▸ WHAT TO DO
Locate all lines with the word "Michael" and copy them out.

Recorded data
-----
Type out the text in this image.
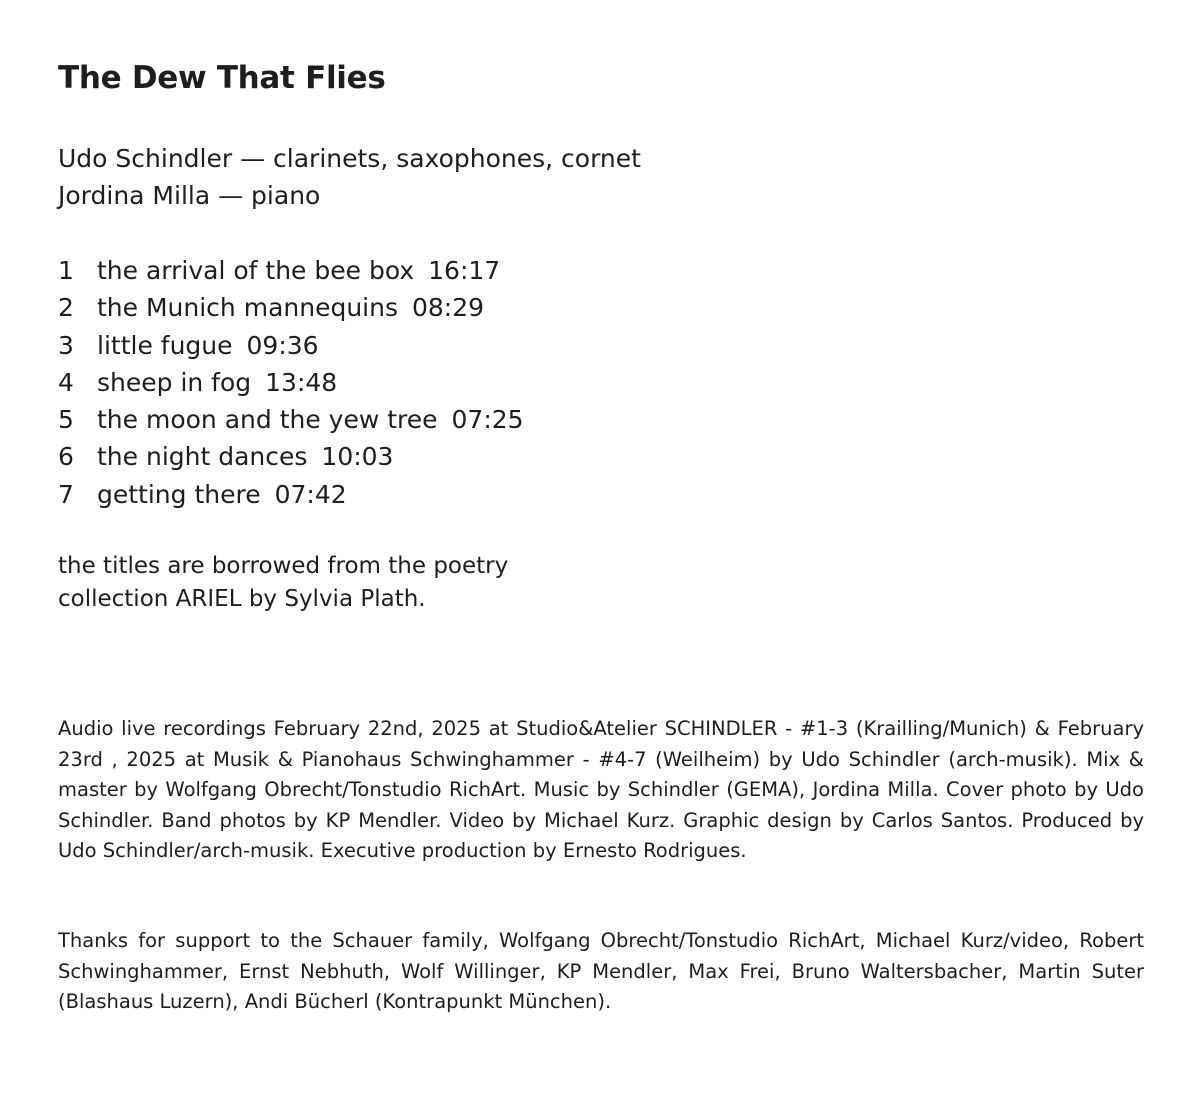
The Dew That Flies
Udo Schindler — clarinets, saxophones, cornet
Jordina Milla — piano
1 the arrival of the bee box 16:17
2 the Munich mannequins 08:29
3 little fugue 09:36
4 sheep in fog 13:48
5 the moon and the yew tree 07:25
6 the night dances 10:03
7 getting there 07:42
the titles are borrowed from the poetry
collection ARIEL by Sylvia Plath.

Audio live recordings February 22nd, 2025 at Studio&Atelier SCHINDLER - #1-3 (Krailling/Munich) & February 23rd , 2025 at Musik & Pianohaus Schwinghammer - #4-7 (Weilheim) by Udo Schindler (arch-musik). Mix & master by Wolfgang Obrecht/Tonstudio RichArt. Music by Schindler (GEMA), Jordina Milla. Cover photo by Udo Schindler. Band photos by KP Mendler. Video by Michael Kurz. Graphic design by Carlos Santos. Produced by Udo Schindler/arch-musik. Executive production by Ernesto Rodrigues.

Thanks for support to the Schauer family, Wolfgang Obrecht/Tonstudio RichArt, Michael Kurz/video, Robert Schwinghammer, Ernst Nebhuth, Wolf Willinger, KP Mendler, Max Frei, Bruno Waltersbacher, Martin Suter (Blashaus Luzern), Andi Bücherl (Kontrapunkt München).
-----
▸ PROBLEM SOLUTION
Audio live recordings February 22nd, 2025 at Studio&Atelier SCHINDLER - #1-3 (Krailling/Munich) & February 23rd , 2025 at Musik & Pianohaus Schwinghammer - #4-7 (Weilheim) by Udo Schindler (arch-musik). Mix & master by Wolfgang Obrecht/Tonstudio RichArt. Music by Schindler (GEMA), Jordina Milla. Cover photo by Udo Schindler. Band photos by KP Mendler. Video by Michael Kurz. Graphic design by Carlos Santos. Produced by Udo Schindler/arch-musik. Executive production by Ernesto Rodrigues.
Thanks for support to the Schauer family, Wolfgang Obrecht/Tonstudio RichArt, Michael Kurz/video, Robert Schwinghammer, Ernst Nebhuth, Wolf Willinger, KP Mendler, Max Frei, Bruno Waltersbacher, Martin Suter (Blashaus Luzern), Andi Bücherl (Kontrapunkt München).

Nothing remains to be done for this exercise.